[Stored data]
━━━━━━━━━━

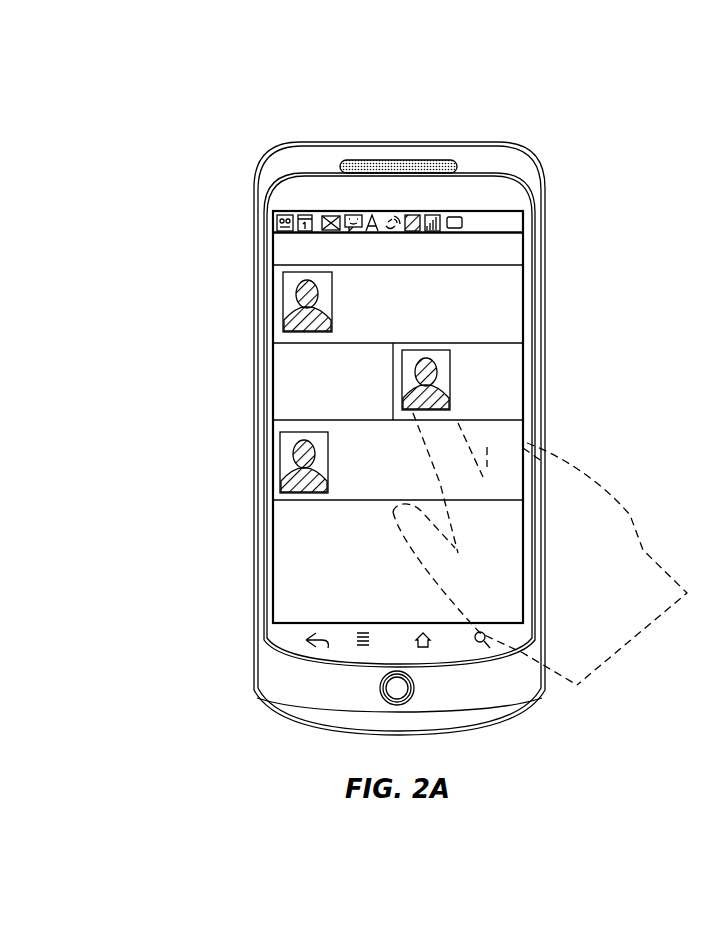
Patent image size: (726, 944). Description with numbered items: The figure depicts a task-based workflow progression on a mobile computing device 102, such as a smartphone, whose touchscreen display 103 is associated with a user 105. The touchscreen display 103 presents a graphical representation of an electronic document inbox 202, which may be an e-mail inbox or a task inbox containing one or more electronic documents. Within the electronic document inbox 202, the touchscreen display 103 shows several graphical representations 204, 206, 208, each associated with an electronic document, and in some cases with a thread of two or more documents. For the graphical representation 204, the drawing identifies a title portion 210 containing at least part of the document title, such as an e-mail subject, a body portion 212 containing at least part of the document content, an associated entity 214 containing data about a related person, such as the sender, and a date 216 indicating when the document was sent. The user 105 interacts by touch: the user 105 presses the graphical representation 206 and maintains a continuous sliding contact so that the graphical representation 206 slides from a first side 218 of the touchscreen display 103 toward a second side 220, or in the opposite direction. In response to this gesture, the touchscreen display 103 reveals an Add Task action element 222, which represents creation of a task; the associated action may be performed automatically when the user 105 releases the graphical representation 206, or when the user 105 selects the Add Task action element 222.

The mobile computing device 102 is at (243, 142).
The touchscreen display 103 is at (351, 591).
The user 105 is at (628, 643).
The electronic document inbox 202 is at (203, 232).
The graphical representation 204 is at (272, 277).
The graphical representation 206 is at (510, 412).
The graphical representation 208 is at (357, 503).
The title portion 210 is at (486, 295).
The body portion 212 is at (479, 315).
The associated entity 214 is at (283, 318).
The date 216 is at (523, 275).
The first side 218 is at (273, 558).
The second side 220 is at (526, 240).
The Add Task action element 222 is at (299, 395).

━━━━━━━━━━

> REQUIRED TASK
Copy all of the items above word for word, but omit the pictures.

> THE REPLY
Patent image size: (726, 944). Description with numbered items: The figure depicts a task-based workflow progression on a mobile computing device 102, such as a smartphone, whose touchscreen display 103 is associated with a user 105. The touchscreen display 103 presents a graphical representation of an electronic document inbox 202, which may be an e-mail inbox or a task inbox containing one or more electronic documents. Within the electronic document inbox 202, the touchscreen display 103 shows several graphical representations 204, 206, 208, each associated with an electronic document, and in some cases with a thread of two or more documents. For the graphical representation 204, the drawing identifies a title portion 210 containing at least part of the document title, such as an e-mail subject, a body portion 212 containing at least part of the document content, an associated entity 214 containing data about a related person, such as the sender, and a date 216 indicating when the document was sent. The user 105 interacts by touch: the user 105 presses the graphical representation 206 and maintains a continuous sliding contact so that the graphical representation 206 slides from a first side 218 of the touchscreen display 103 toward a second side 220, or in the opposite direction. In response to this gesture, the touchscreen display 103 reveals an Add Task action element 222, which represents creation of a task; the associated action may be performed automatically when the user 105 releases the graphical representation 206, or when the user 105 selects the Add Task action element 222.

The mobile computing device 102 is at (243, 142).
The touchscreen display 103 is at (351, 591).
The user 105 is at (628, 643).
The electronic document inbox 202 is at (203, 232).
The graphical representation 204 is at (272, 277).
The graphical representation 206 is at (510, 412).
The graphical representation 208 is at (357, 503).
The title portion 210 is at (486, 295).
The body portion 212 is at (479, 315).
The associated entity 214 is at (283, 318).
The date 216 is at (523, 275).
The first side 218 is at (273, 558).
The second side 220 is at (526, 240).
The Add Task action element 222 is at (299, 395).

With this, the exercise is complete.